**Challenge**
Leave out the pictures and repeat every record exactly.

**Recorded data**
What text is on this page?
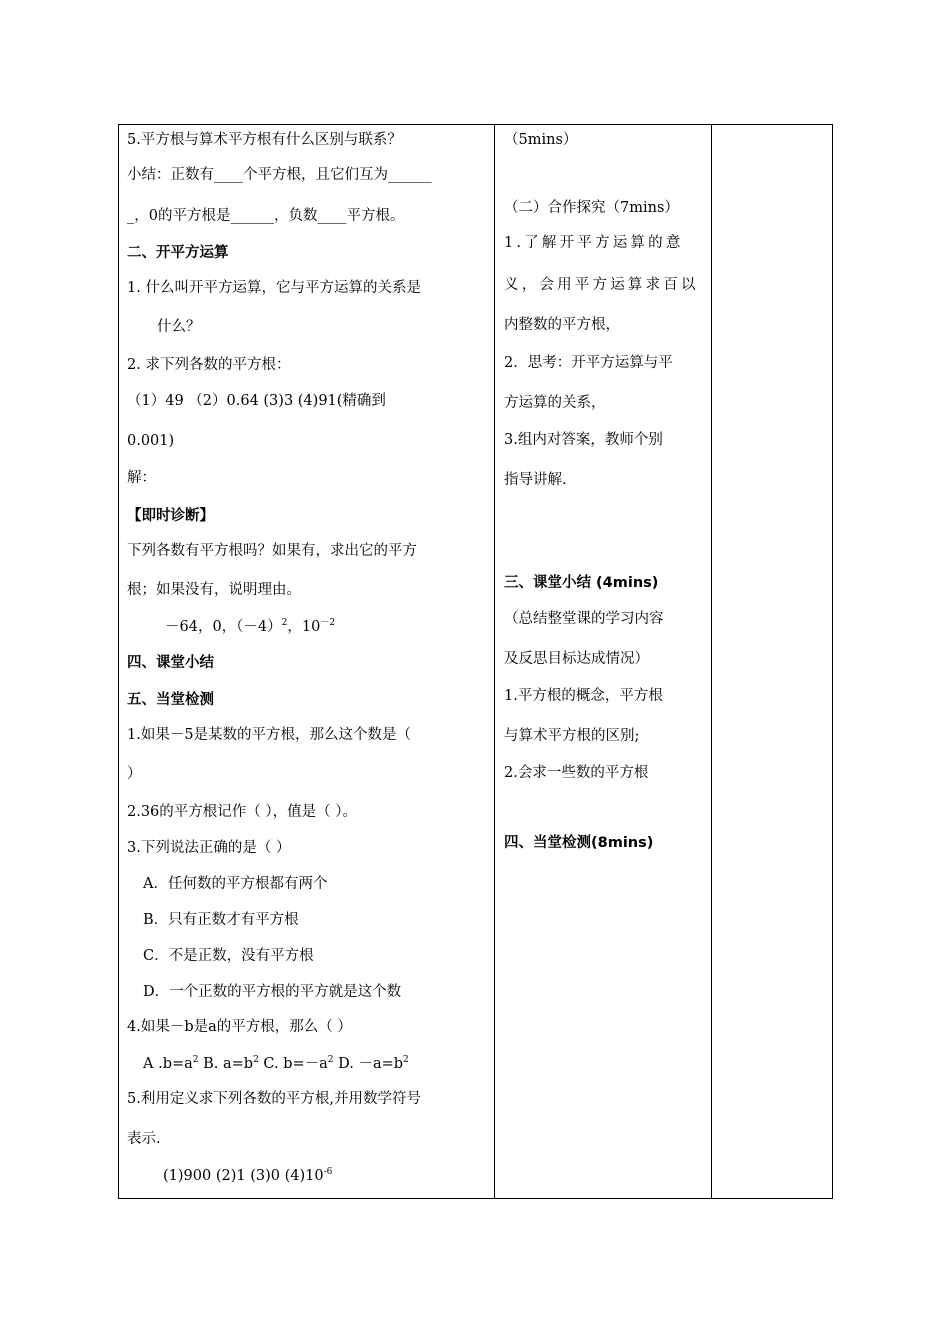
5.平方根与算术平方根有什么区别与联系？
小结：正数有____个平方根，且它们互为______
_，0的平方根是______，负数____平方根。
二、开平方运算
1. 什么叫开平方运算，它与平方运算的关系是
什么？
2. 求下列各数的平方根：
（1）49 （2）0.64 (3)3 (4)91(精确到
0.001)
解：
【即时诊断】
下列各数有平方根吗？如果有，求出它的平方
根；如果没有，说明理由。
－64，0，$(-4)^2$，$10^{-2}$
四、课堂小结
五、当堂检测
1.如果－5是某数的平方根，那么这个数是（
）
2.36的平方根记作（ ），值是（ ）。
3.下列说法正确的是（ ）
A．任何数的平方根都有两个
B．只有正数才有平方根
C．不是正数，没有平方根
D．一个正数的平方根的平方就是这个数
4.如果－b是a的平方根，那么（ ）
A $.b=a^2$ B. $a=b^2$ C. $b=-a^2$ D. $-a=b^2$
5.利用定义求下列各数的平方根,并用数学符号
表示.
(1)900 (2)1 (3)0 $(4)10^{-6}$
（5mins）
（二）合作探究（7mins）
1.了解开平方运算的意
义，会用平方运算求百以
内整数的平方根，
2．思考：开平方运算与平
方运算的关系，
3.组内对答案，教师个别
指导讲解.
三、课堂小结 (4mins)
（总结整堂课的学习内容
及反思目标达成情况）
1.平方根的概念，平方根
与算术平方根的区别;
2.会求一些数的平方根
四、当堂检测(8mins)
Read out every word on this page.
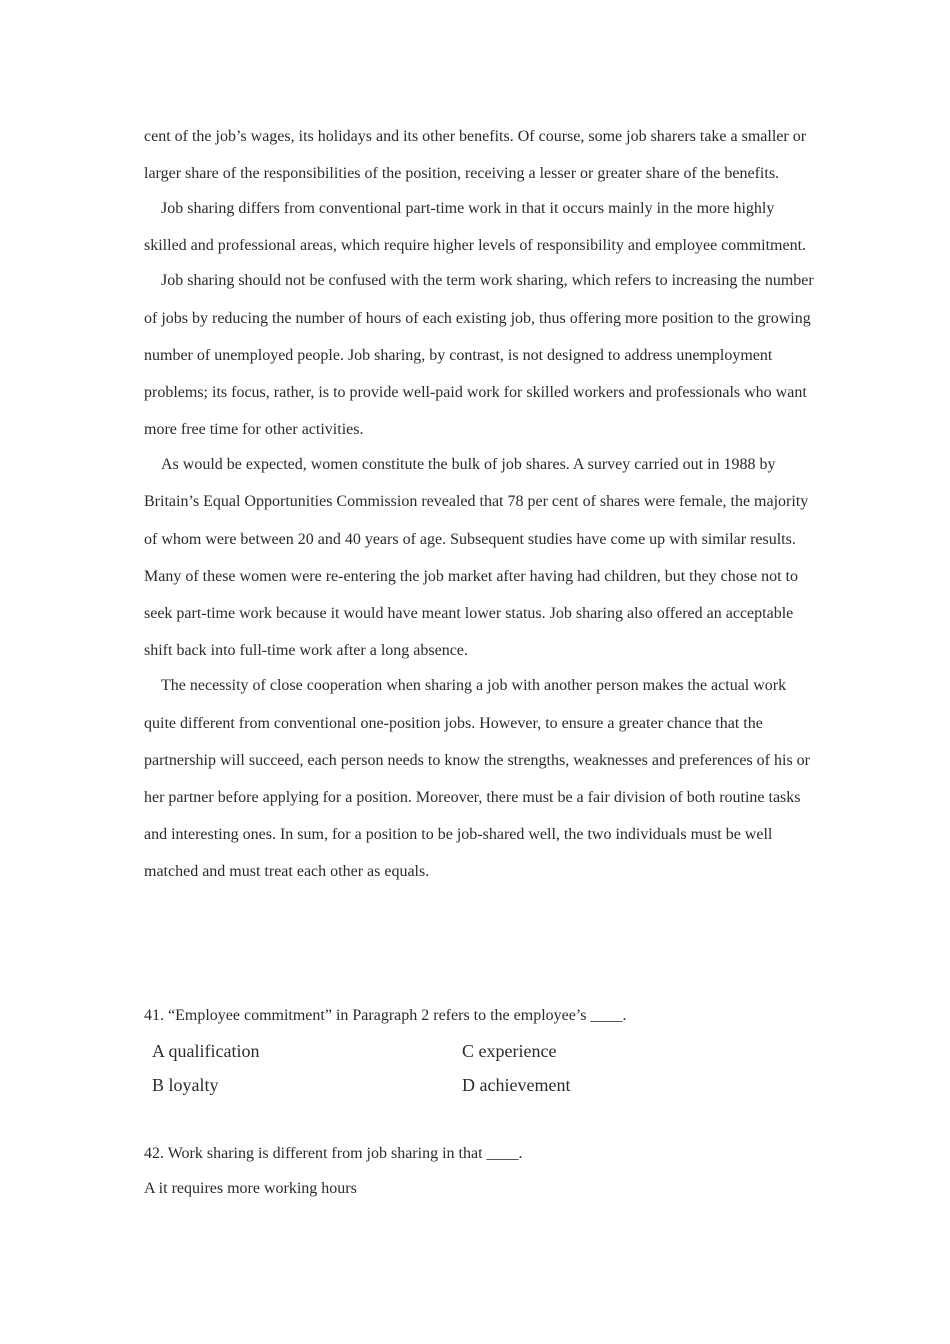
cent of the job’s wages, its holidays and its other benefits. Of course, some job sharers take a smaller or larger share of the responsibilities of the position, receiving a lesser or greater share of the benefits.

Job sharing differs from conventional part-time work in that it occurs mainly in the more highly skilled and professional areas, which require higher levels of responsibility and employee commitment.

Job sharing should not be confused with the term work sharing, which refers to increasing the number of jobs by reducing the number of hours of each existing job, thus offering more position to the growing number of unemployed people. Job sharing, by contrast, is not designed to address unemployment problems; its focus, rather, is to provide well-paid work for skilled workers and professionals who want more free time for other activities.

As would be expected, women constitute the bulk of job shares. A survey carried out in 1988 by Britain’s Equal Opportunities Commission revealed that 78 per cent of shares were female, the majority of whom were between 20 and 40 years of age. Subsequent studies have come up with similar results. Many of these women were re-entering the job market after having had children, but they chose not to seek part-time work because it would have meant lower status. Job sharing also offered an acceptable shift back into full-time work after a long absence.

The necessity of close cooperation when sharing a job with another person makes the actual work quite different from conventional one-position jobs. However, to ensure a greater chance that the partnership will succeed, each person needs to know the strengths, weaknesses and preferences of his or her partner before applying for a position. Moreover, there must be a fair division of both routine tasks and interesting ones. In sum, for a position to be job-shared well, the two individuals must be well matched and must treat each other as equals.

41. “Employee commitment” in Paragraph 2 refers to the employee’s ____.

A qualification	C experience
B loyalty	D achievement

42. Work sharing is different from job sharing in that ____.

A it requires more working hours
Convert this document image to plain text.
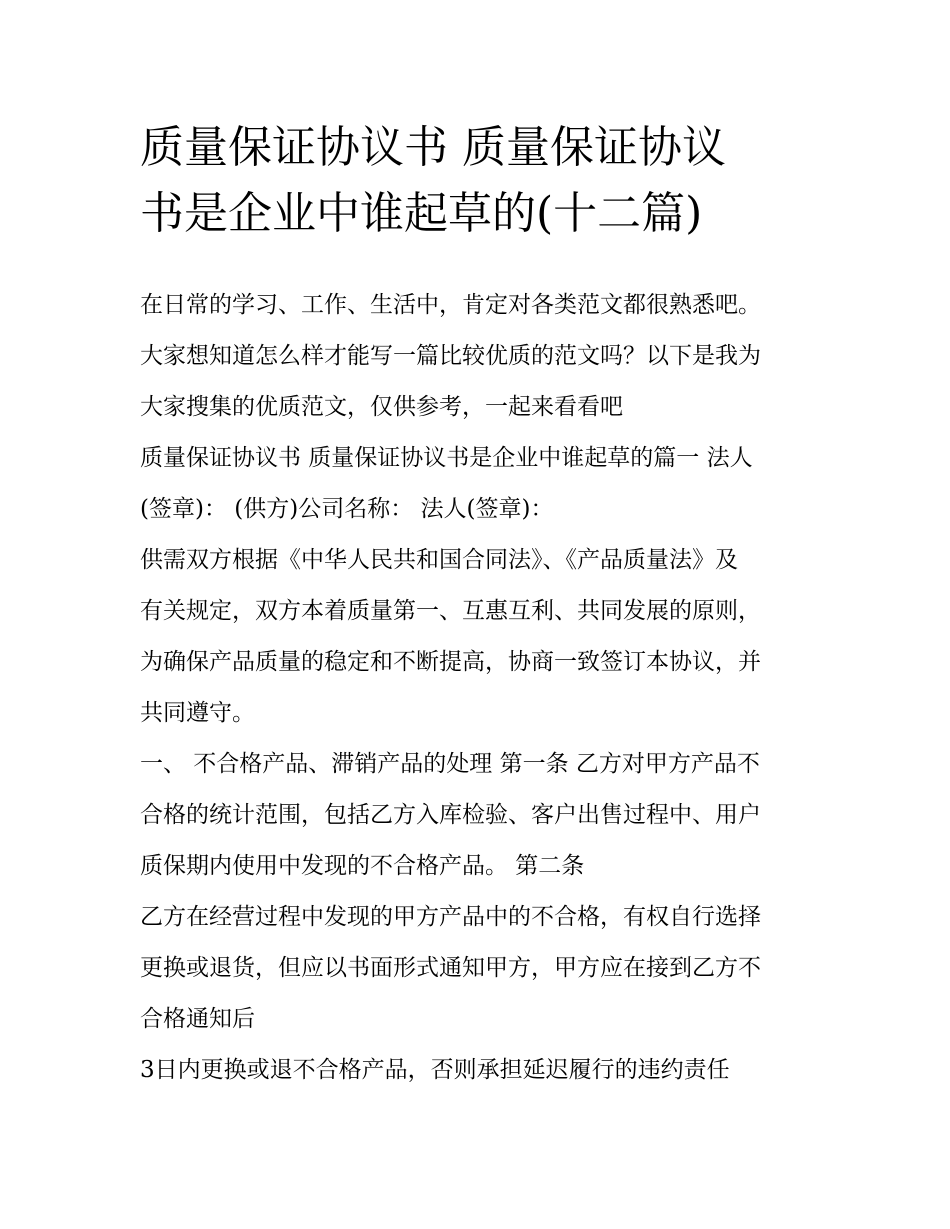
质量保证协议书 质量保证协议
书是企业中谁起草的(十二篇)
在日常的学习、工作、生活中，肯定对各类范文都很熟悉吧。
大家想知道怎么样才能写一篇比较优质的范文吗？以下是我为
大家搜集的优质范文，仅供参考，一起来看看吧
质量保证协议书 质量保证协议书是企业中谁起草的篇一 法人
(签章)： (供方)公司名称： 法人(签章)：
供需双方根据《中华人民共和国合同法》、《产品质量法》及
有关规定，双方本着质量第一、互惠互利、共同发展的原则，
为确保产品质量的稳定和不断提高，协商一致签订本协议，并
共同遵守。
一、 不合格产品、滞销产品的处理 第一条 乙方对甲方产品不
合格的统计范围，包括乙方入库检验、客户出售过程中、用户
质保期内使用中发现的不合格产品。 第二条
乙方在经营过程中发现的甲方产品中的不合格，有权自行选择
更换或退货，但应以书面形式通知甲方，甲方应在接到乙方不
合格通知后
3日内更换或退不合格产品，否则承担延迟履行的违约责任
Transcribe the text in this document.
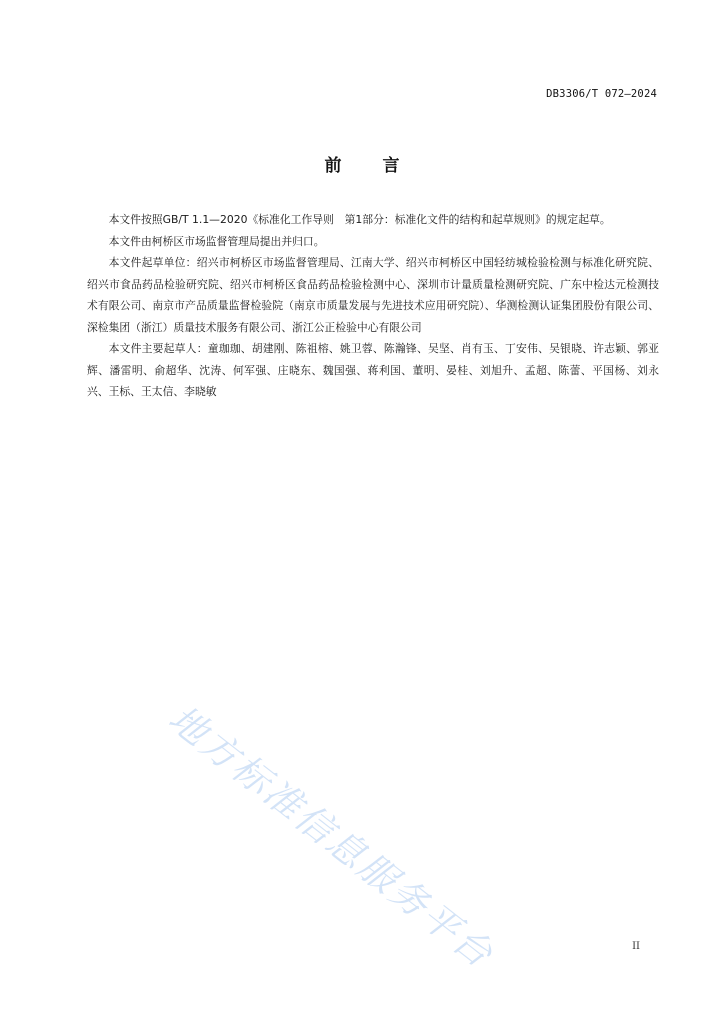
DB3306/T 072—2024
前 言

本文件按照GB/T 1.1—2020《标准化工作导则　第1部分：标准化文件的结构和起草规则》的规定起草。

本文件由柯桥区市场监督管理局提出并归口。

本文件起草单位：绍兴市柯桥区市场监督管理局、江南大学、绍兴市柯桥区中国轻纺城检验检测与标准化研究院、绍兴市食品药品检验研究院、绍兴市柯桥区食品药品检验检测中心、深圳市计量质量检测研究院、广东中检达元检测技术有限公司、南京市产品质量监督检验院（南京市质量发展与先进技术应用研究院）、华测检测认证集团股份有限公司、深检集团（浙江）质量技术服务有限公司、浙江公正检验中心有限公司

本文件主要起草人：童珈珈、胡建刚、陈祖榕、姚卫蓉、陈瀚锋、吴坚、肖有玉、丁安伟、吴银晓、许志颖、郭亚辉、潘雷明、俞超华、沈涛、何军强、庄晓东、魏国强、蒋利国、董明、晏桂、刘旭升、孟超、陈蕾、平国杨、刘永兴、王标、王太信、李晓敏

地方标准信息服务平台	II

**The completed task**
What text is on this page?
5.平方根与算术平方根有什么区别与联系？
小结：正数有____个平方根，且它们互为______
_，0的平方根是______，负数____平方根。
二、开平方运算
1. 什么叫开平方运算，它与平方运算的关系是
什么？
2. 求下列各数的平方根：
（1）49 （2）0.64 (3)3 (4)91(精确到
0.001)
解：
【即时诊断】
下列各数有平方根吗？如果有，求出它的平方
根；如果没有，说明理由。
－64，0，$(-4)^2$，$10^{-2}$
四、课堂小结
五、当堂检测
1.如果－5是某数的平方根，那么这个数是（
）
2.36的平方根记作（ ），值是（ ）。
3.下列说法正确的是（ ）
A．任何数的平方根都有两个
B．只有正数才有平方根
C．不是正数，没有平方根
D．一个正数的平方根的平方就是这个数
4.如果－b是a的平方根，那么（ ）
A $.b=a^2$ B. $a=b^2$ C. $b=-a^2$ D. $-a=b^2$
5.利用定义求下列各数的平方根,并用数学符号
表示.
(1)900 (2)1 (3)0 $(4)10^{-6}$
（5mins）
（二）合作探究（7mins）
1.了解开平方运算的意
义，会用平方运算求百以
内整数的平方根，
2．思考：开平方运算与平
方运算的关系，
3.组内对答案，教师个别
指导讲解.
三、课堂小结 (4mins)
（总结整堂课的学习内容
及反思目标达成情况）
1.平方根的概念，平方根
与算术平方根的区别;
2.会求一些数的平方根
四、当堂检测(8mins)
Read out every word on this page.
cent of the job’s wages, its holidays and its other benefits. Of course, some job sharers take a smaller or larger share of the responsibilities of the position, receiving a lesser or greater share of the benefits.

Job sharing differs from conventional part-time work in that it occurs mainly in the more highly skilled and professional areas, which require higher levels of responsibility and employee commitment.

Job sharing should not be confused with the term work sharing, which refers to increasing the number of jobs by reducing the number of hours of each existing job, thus offering more position to the growing number of unemployed people. Job sharing, by contrast, is not designed to address unemployment problems; its focus, rather, is to provide well-paid work for skilled workers and professionals who want more free time for other activities.

As would be expected, women constitute the bulk of job shares. A survey carried out in 1988 by Britain’s Equal Opportunities Commission revealed that 78 per cent of shares were female, the majority of whom were between 20 and 40 years of age. Subsequent studies have come up with similar results. Many of these women were re-entering the job market after having had children, but they chose not to seek part-time work because it would have meant lower status. Job sharing also offered an acceptable shift back into full-time work after a long absence.

The necessity of close cooperation when sharing a job with another person makes the actual work quite different from conventional one-position jobs. However, to ensure a greater chance that the partnership will succeed, each person needs to know the strengths, weaknesses and preferences of his or her partner before applying for a position. Moreover, there must be a fair division of both routine tasks and interesting ones. In sum, for a position to be job-shared well, the two individuals must be well matched and must treat each other as equals.

41. “Employee commitment” in Paragraph 2 refers to the employee’s ____.

A qualification	C experience
B loyalty	D achievement

42. Work sharing is different from job sharing in that ____.

A it requires more working hours
Convert this document image to plain text.
质量保证协议书 质量保证协议
书是企业中谁起草的(十二篇)
在日常的学习、工作、生活中，肯定对各类范文都很熟悉吧。
大家想知道怎么样才能写一篇比较优质的范文吗？以下是我为
大家搜集的优质范文，仅供参考，一起来看看吧
质量保证协议书 质量保证协议书是企业中谁起草的篇一 法人
(签章)： (供方)公司名称： 法人(签章)：
供需双方根据《中华人民共和国合同法》、《产品质量法》及
有关规定，双方本着质量第一、互惠互利、共同发展的原则，
为确保产品质量的稳定和不断提高，协商一致签订本协议，并
共同遵守。
一、 不合格产品、滞销产品的处理 第一条 乙方对甲方产品不
合格的统计范围，包括乙方入库检验、客户出售过程中、用户
质保期内使用中发现的不合格产品。 第二条
乙方在经营过程中发现的甲方产品中的不合格，有权自行选择
更换或退货，但应以书面形式通知甲方，甲方应在接到乙方不
合格通知后
3日内更换或退不合格产品，否则承担延迟履行的违约责任
Transcribe the text in this document.
DB3306/T 072—2024
前 言

本文件按照GB/T 1.1—2020《标准化工作导则　第1部分：标准化文件的结构和起草规则》的规定起草。

本文件由柯桥区市场监督管理局提出并归口。

本文件起草单位：绍兴市柯桥区市场监督管理局、江南大学、绍兴市柯桥区中国轻纺城检验检测与标准化研究院、绍兴市食品药品检验研究院、绍兴市柯桥区食品药品检验检测中心、深圳市计量质量检测研究院、广东中检达元检测技术有限公司、南京市产品质量监督检验院（南京市质量发展与先进技术应用研究院）、华测检测认证集团股份有限公司、深检集团（浙江）质量技术服务有限公司、浙江公正检验中心有限公司

本文件主要起草人：童珈珈、胡建刚、陈祖榕、姚卫蓉、陈瀚锋、吴坚、肖有玉、丁安伟、吴银晓、许志颖、郭亚辉、潘雷明、俞超华、沈涛、何军强、庄晓东、魏国强、蒋利国、董明、晏桂、刘旭升、孟超、陈蕾、平国杨、刘永兴、王标、王太信、李晓敏

地方标准信息服务平台	II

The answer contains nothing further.